-- Exercise description --
Using the records below, locate all lines containing "Windows" and return them.

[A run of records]
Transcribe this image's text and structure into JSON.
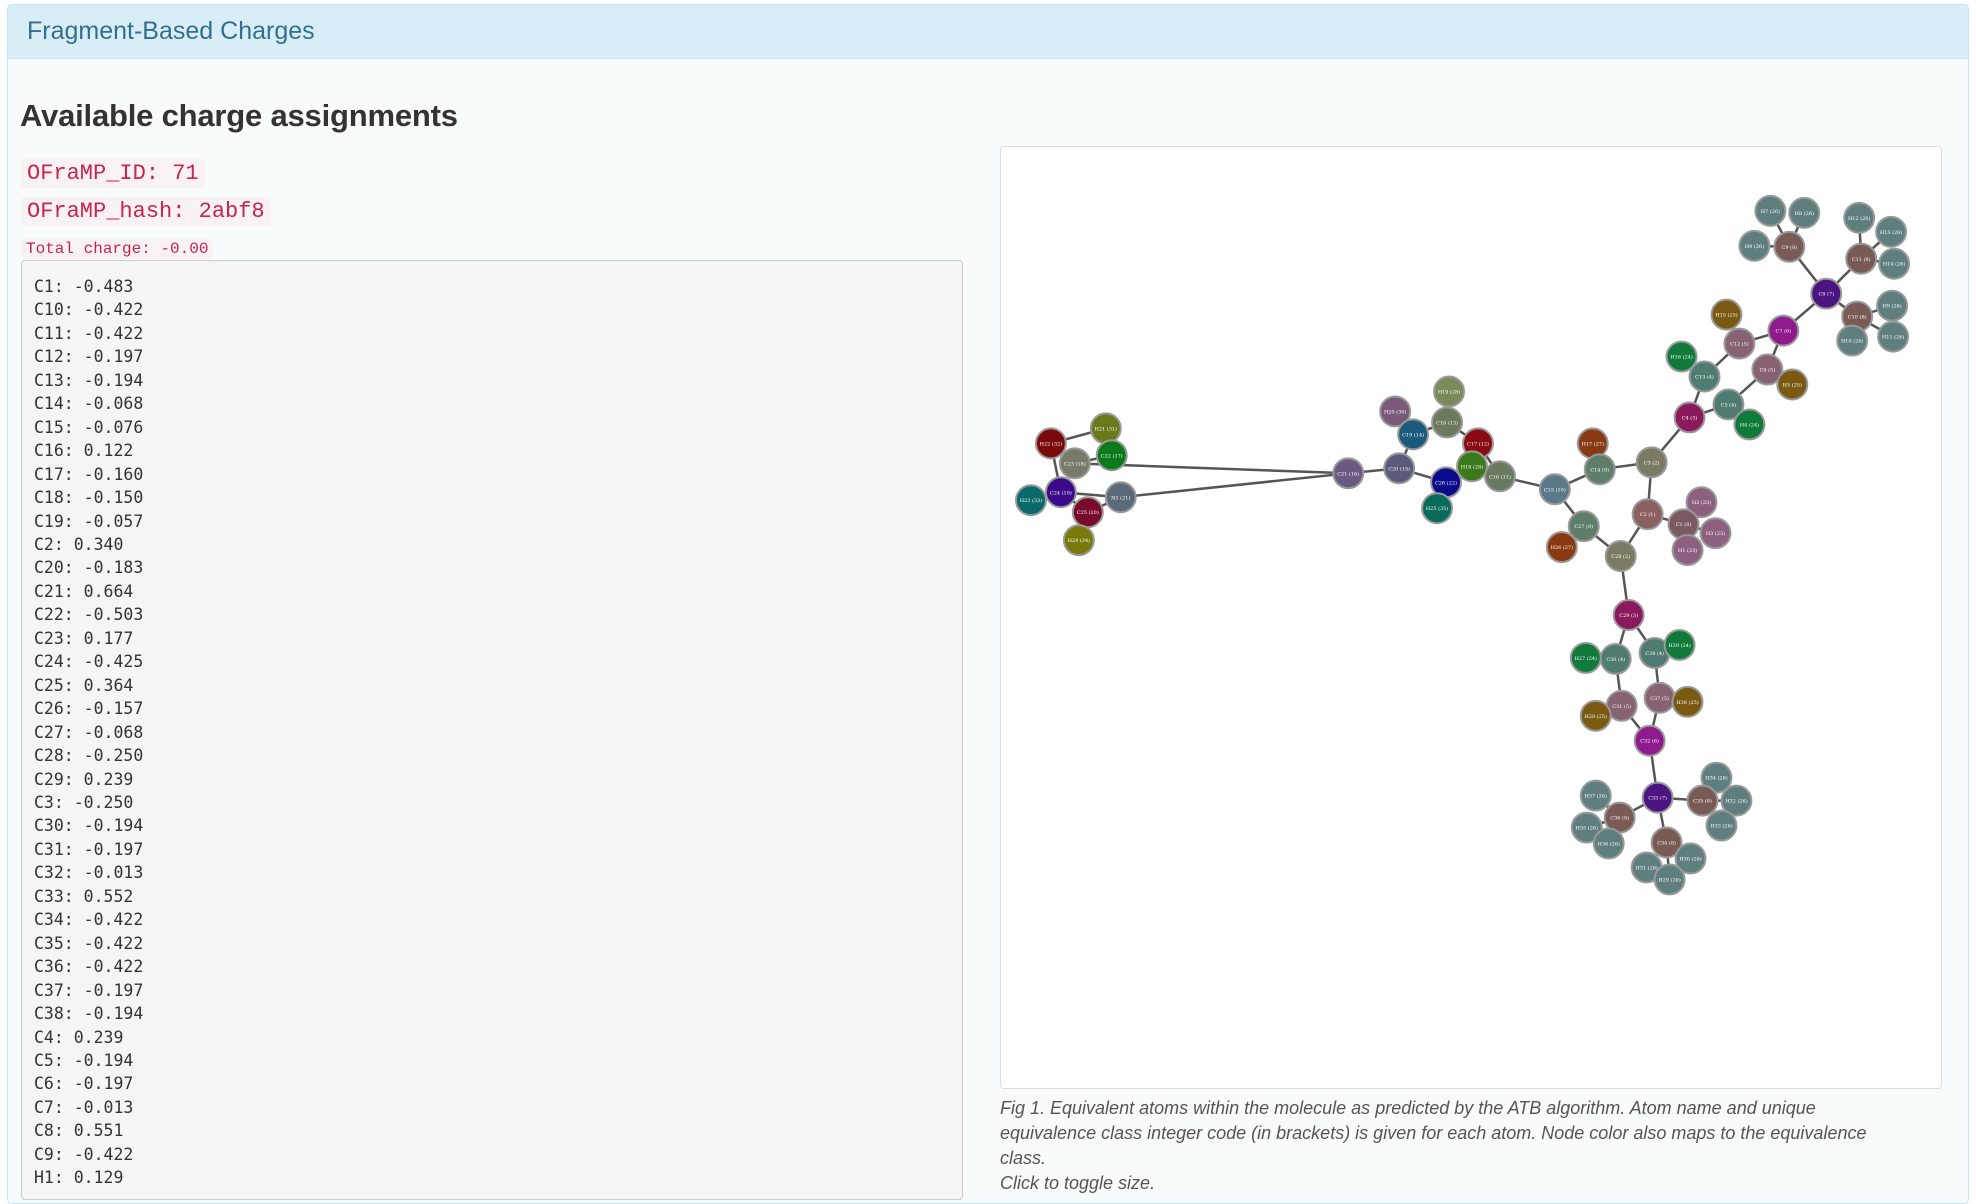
{
  "panel": {
    "title": "Fragment-Based Charges"
  },
  "section": {
    "title": "Available charge assignments"
  },
  "molecule": {
    "id_label": "OFraMP_ID: 71",
    "hash_label": "OFraMP_hash: 2abf8",
    "total_charge_label": "Total charge: -0.00"
  },
  "charges": [
    "C1: -0.483",
    "C10: -0.422",
    "C11: -0.422",
    "C12: -0.197",
    "C13: -0.194",
    "C14: -0.068",
    "C15: -0.076",
    "C16: 0.122",
    "C17: -0.160",
    "C18: -0.150",
    "C19: -0.057",
    "C2: 0.340",
    "C20: -0.183",
    "C21: 0.664",
    "C22: -0.503",
    "C23: 0.177",
    "C24: -0.425",
    "C25: 0.364",
    "C26: -0.157",
    "C27: -0.068",
    "C28: -0.250",
    "C29: 0.239",
    "C3: -0.250",
    "C30: -0.194",
    "C31: -0.197",
    "C32: -0.013",
    "C33: 0.552",
    "C34: -0.422",
    "C35: -0.422",
    "C36: -0.422",
    "C37: -0.197",
    "C38: -0.194",
    "C4: 0.239",
    "C5: -0.194",
    "C6: -0.197",
    "C7: -0.013",
    "C8: 0.551",
    "C9: -0.422",
    "H1: 0.129"
  ],
  "figure": {
    "caption": "Fig 1. Equivalent atoms within the molecule as predicted by the ATB algorithm. Atom name and unique equivalence class integer code (in brackets) is given for each atom. Node color also maps to the equivalence class.",
    "toggle": "Click to toggle size.",
    "nodes": [
      {
        "label": "H7 (26)",
        "color": "#5f7f7f"
      },
      {
        "label": "H8 (26)",
        "color": "#5f7f7f"
      },
      {
        "label": "H9 (26)",
        "color": "#5f7f7f"
      },
      {
        "label": "C9 (8)",
        "color": "#7a5a55"
      },
      {
        "label": "H12 (26)",
        "color": "#5f7f7f"
      },
      {
        "label": "H13 (26)",
        "color": "#5f7f7f"
      },
      {
        "label": "H14 (26)",
        "color": "#5f7f7f"
      },
      {
        "label": "C11 (8)",
        "color": "#7a5a55"
      },
      {
        "label": "C8 (7)",
        "color": "#4b1480"
      },
      {
        "label": "C10 (8)",
        "color": "#7a5a55"
      },
      {
        "label": "H9 (26)",
        "color": "#5f7f7f"
      },
      {
        "label": "H10 (26)",
        "color": "#5f7f7f"
      },
      {
        "label": "H11 (26)",
        "color": "#5f7f7f"
      },
      {
        "label": "C7 (6)",
        "color": "#8e1a8e"
      },
      {
        "label": "H15 (25)",
        "color": "#7a5a10"
      },
      {
        "label": "C12 (5)",
        "color": "#866274"
      },
      {
        "label": "H16 (24)",
        "color": "#0f7a3a"
      },
      {
        "label": "C13 (4)",
        "color": "#4e7b72"
      },
      {
        "label": "C6 (5)",
        "color": "#866274"
      },
      {
        "label": "H5 (25)",
        "color": "#7a5a10"
      },
      {
        "label": "C5 (4)",
        "color": "#4e7b72"
      },
      {
        "label": "C4 (3)",
        "color": "#8b1a5c"
      },
      {
        "label": "H4 (24)",
        "color": "#0f7a3a"
      },
      {
        "label": "C3 (2)",
        "color": "#7c7a62"
      },
      {
        "label": "H17 (27)",
        "color": "#8a3a12"
      },
      {
        "label": "C14 (9)",
        "color": "#5e7e6a"
      },
      {
        "label": "C2 (1)",
        "color": "#8a6060"
      },
      {
        "label": "H2 (23)",
        "color": "#8e6080"
      },
      {
        "label": "C1 (0)",
        "color": "#7a5a60"
      },
      {
        "label": "H3 (23)",
        "color": "#8e6080"
      },
      {
        "label": "H1 (23)",
        "color": "#8e6080"
      },
      {
        "label": "C15 (10)",
        "color": "#5a7a8a"
      },
      {
        "label": "C16 (11)",
        "color": "#6a7a60"
      },
      {
        "label": "C27 (9)",
        "color": "#5e7e6a"
      },
      {
        "label": "H26 (27)",
        "color": "#8a3a12"
      },
      {
        "label": "C28 (2)",
        "color": "#7c7a62"
      },
      {
        "label": "C29 (3)",
        "color": "#8b1a5c"
      },
      {
        "label": "C38 (4)",
        "color": "#4e7b72"
      },
      {
        "label": "H39 (24)",
        "color": "#0f7a3a"
      },
      {
        "label": "H27 (24)",
        "color": "#0f7a3a"
      },
      {
        "label": "C30 (4)",
        "color": "#4e7b72"
      },
      {
        "label": "C37 (5)",
        "color": "#866274"
      },
      {
        "label": "H38 (25)",
        "color": "#7a5a10"
      },
      {
        "label": "C31 (5)",
        "color": "#866274"
      },
      {
        "label": "H28 (25)",
        "color": "#7a5a10"
      },
      {
        "label": "C32 (6)",
        "color": "#8e1a8e"
      },
      {
        "label": "C33 (7)",
        "color": "#4b1480"
      },
      {
        "label": "H34 (26)",
        "color": "#5f7f7f"
      },
      {
        "label": "C35 (8)",
        "color": "#7a5a55"
      },
      {
        "label": "H32 (26)",
        "color": "#5f7f7f"
      },
      {
        "label": "H33 (26)",
        "color": "#5f7f7f"
      },
      {
        "label": "H37 (26)",
        "color": "#5f7f7f"
      },
      {
        "label": "C36 (8)",
        "color": "#7a5a55"
      },
      {
        "label": "H35 (26)",
        "color": "#5f7f7f"
      },
      {
        "label": "H36 (26)",
        "color": "#5f7f7f"
      },
      {
        "label": "C34 (8)",
        "color": "#7a5a55"
      },
      {
        "label": "H30 (26)",
        "color": "#5f7f7f"
      },
      {
        "label": "H31 (26)",
        "color": "#5f7f7f"
      },
      {
        "label": "H29 (26)",
        "color": "#5f7f7f"
      },
      {
        "label": "H19 (28)",
        "color": "#7a8a5a"
      },
      {
        "label": "H20 (30)",
        "color": "#7a5a7a"
      },
      {
        "label": "C18 (13)",
        "color": "#6a7a5a"
      },
      {
        "label": "C19 (14)",
        "color": "#1a5a7a"
      },
      {
        "label": "C17 (12)",
        "color": "#8a0a14"
      },
      {
        "label": "H18 (28)",
        "color": "#3a7a1a"
      },
      {
        "label": "C20 (15)",
        "color": "#5a5a7a"
      },
      {
        "label": "C26 (22)",
        "color": "#0a0a8a"
      },
      {
        "label": "H25 (35)",
        "color": "#0a6a5a"
      },
      {
        "label": "C21 (16)",
        "color": "#6a5a80"
      },
      {
        "label": "H21 (31)",
        "color": "#6a7a1a"
      },
      {
        "label": "C22 (17)",
        "color": "#0a7a1a"
      },
      {
        "label": "H22 (32)",
        "color": "#7a0a0a"
      },
      {
        "label": "C23 (18)",
        "color": "#7a7a6a"
      },
      {
        "label": "C24 (19)",
        "color": "#3a0a8a"
      },
      {
        "label": "N1 (21)",
        "color": "#5a6a7a"
      },
      {
        "label": "C25 (20)",
        "color": "#7a0a2a"
      },
      {
        "label": "H23 (33)",
        "color": "#0a6a6a"
      },
      {
        "label": "H24 (34)",
        "color": "#7a7a0a"
      }
    ]
  }
}
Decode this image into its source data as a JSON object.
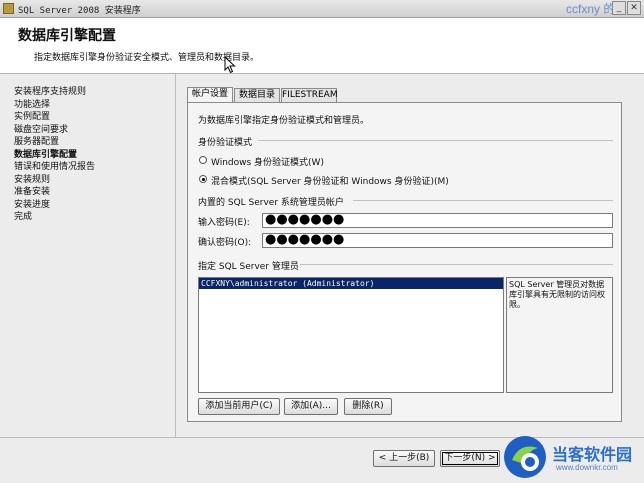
{
  "window": {
    "title": "SQL Server 2008 安装程序",
    "watermark": "ccfxny 的"
  },
  "header": {
    "title": "数据库引擎配置",
    "description": "指定数据库引擎身份验证安全模式、管理员和数据目录。"
  },
  "sidebar": {
    "items": [
      {
        "label": "安装程序支持规则",
        "active": false
      },
      {
        "label": "功能选择",
        "active": false
      },
      {
        "label": "实例配置",
        "active": false
      },
      {
        "label": "磁盘空间要求",
        "active": false
      },
      {
        "label": "服务器配置",
        "active": false
      },
      {
        "label": "数据库引擎配置",
        "active": true
      },
      {
        "label": "错误和使用情况报告",
        "active": false
      },
      {
        "label": "安装规则",
        "active": false
      },
      {
        "label": "准备安装",
        "active": false
      },
      {
        "label": "安装进度",
        "active": false
      },
      {
        "label": "完成",
        "active": false
      }
    ]
  },
  "tabs": [
    {
      "label": "帐户设置",
      "active": true
    },
    {
      "label": "数据目录",
      "active": false
    },
    {
      "label": "FILESTREAM",
      "active": false
    }
  ],
  "account": {
    "intro": "为数据库引擎指定身份验证模式和管理员。",
    "auth_mode_label": "身份验证模式",
    "windows_mode_label": "Windows 身份验证模式(W)",
    "mixed_mode_label": "混合模式(SQL Server 身份验证和 Windows 身份验证)(M)",
    "selected_mode": "mixed",
    "sa_group_label": "内置的 SQL Server 系统管理员帐户",
    "password_label": "输入密码(E):",
    "password_value": "●●●●●●●",
    "confirm_label": "确认密码(O):",
    "confirm_value": "●●●●●●●",
    "admins_label": "指定 SQL Server 管理员",
    "admins": [
      "CCFXNY\\administrator (Administrator)"
    ],
    "admins_info": "SQL Server 管理员对数据库引擎具有无限制的访问权限。",
    "add_current_user_label": "添加当前用户(C)",
    "add_label": "添加(A)...",
    "remove_label": "删除(R)"
  },
  "nav": {
    "back_label": "< 上一步(B)",
    "next_label": "下一步(N) >"
  },
  "branding": {
    "logo_text": "当客软件园",
    "logo_url": "www.downkr.com"
  },
  "colors": {
    "selection": "#0a246a",
    "logo": "#2a6fd0"
  }
}
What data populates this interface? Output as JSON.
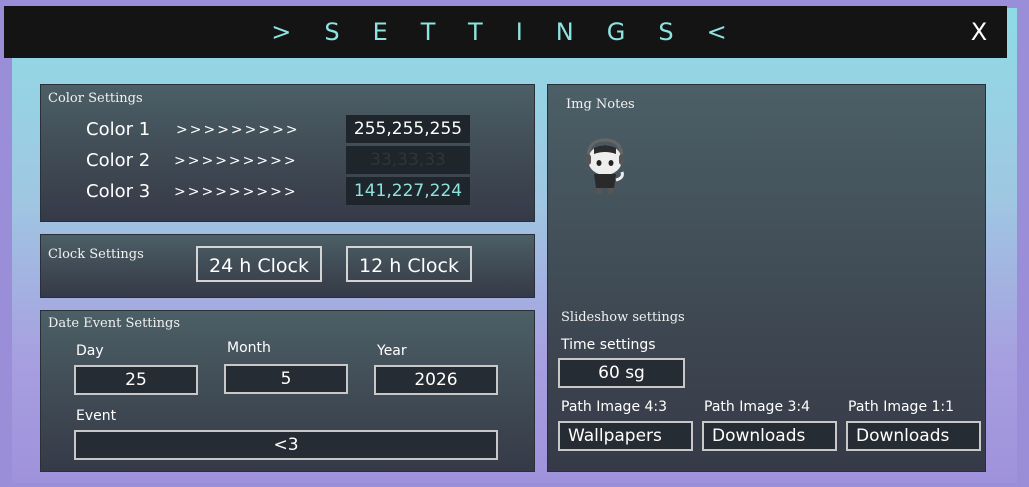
{
  "window": {
    "title": ">SETTINGS<",
    "close_label": "X"
  },
  "color_settings": {
    "title": "Color Settings",
    "rows": [
      {
        "label": "Color 1",
        "arrows": ">>>>>>>>>",
        "value": "255,255,255",
        "color": "#ffffff"
      },
      {
        "label": "Color 2",
        "arrows": ">>>>>>>>>",
        "value": "33,33,33",
        "color": "#212121"
      },
      {
        "label": "Color 3",
        "arrows": ">>>>>>>>>",
        "value": "141,227,224",
        "color": "#8de3e0"
      }
    ]
  },
  "clock_settings": {
    "title": "Clock Settings",
    "btn_24": "24 h Clock",
    "btn_12": "12 h Clock"
  },
  "date_event": {
    "title": "Date Event Settings",
    "day_label": "Day",
    "day_value": "25",
    "month_label": "Month",
    "month_value": "5",
    "year_label": "Year",
    "year_value": "2026",
    "event_label": "Event",
    "event_value": "<3"
  },
  "img_notes": {
    "title": "Img Notes"
  },
  "slideshow": {
    "title": "Slideshow settings",
    "time_label": "Time settings",
    "time_value": "60 sg",
    "path_43_label": "Path Image 4:3",
    "path_43_value": "Wallpapers",
    "path_34_label": "Path Image 3:4",
    "path_34_value": "Downloads",
    "path_11_label": "Path Image 1:1",
    "path_11_value": "Downloads"
  }
}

-- Written solution --
    "windows_mode_label": "Windows 身份验证模式(W)",
    "mixed_mode_label": "混合模式(SQL Server 身份验证和 Windows 身份验证)(M)",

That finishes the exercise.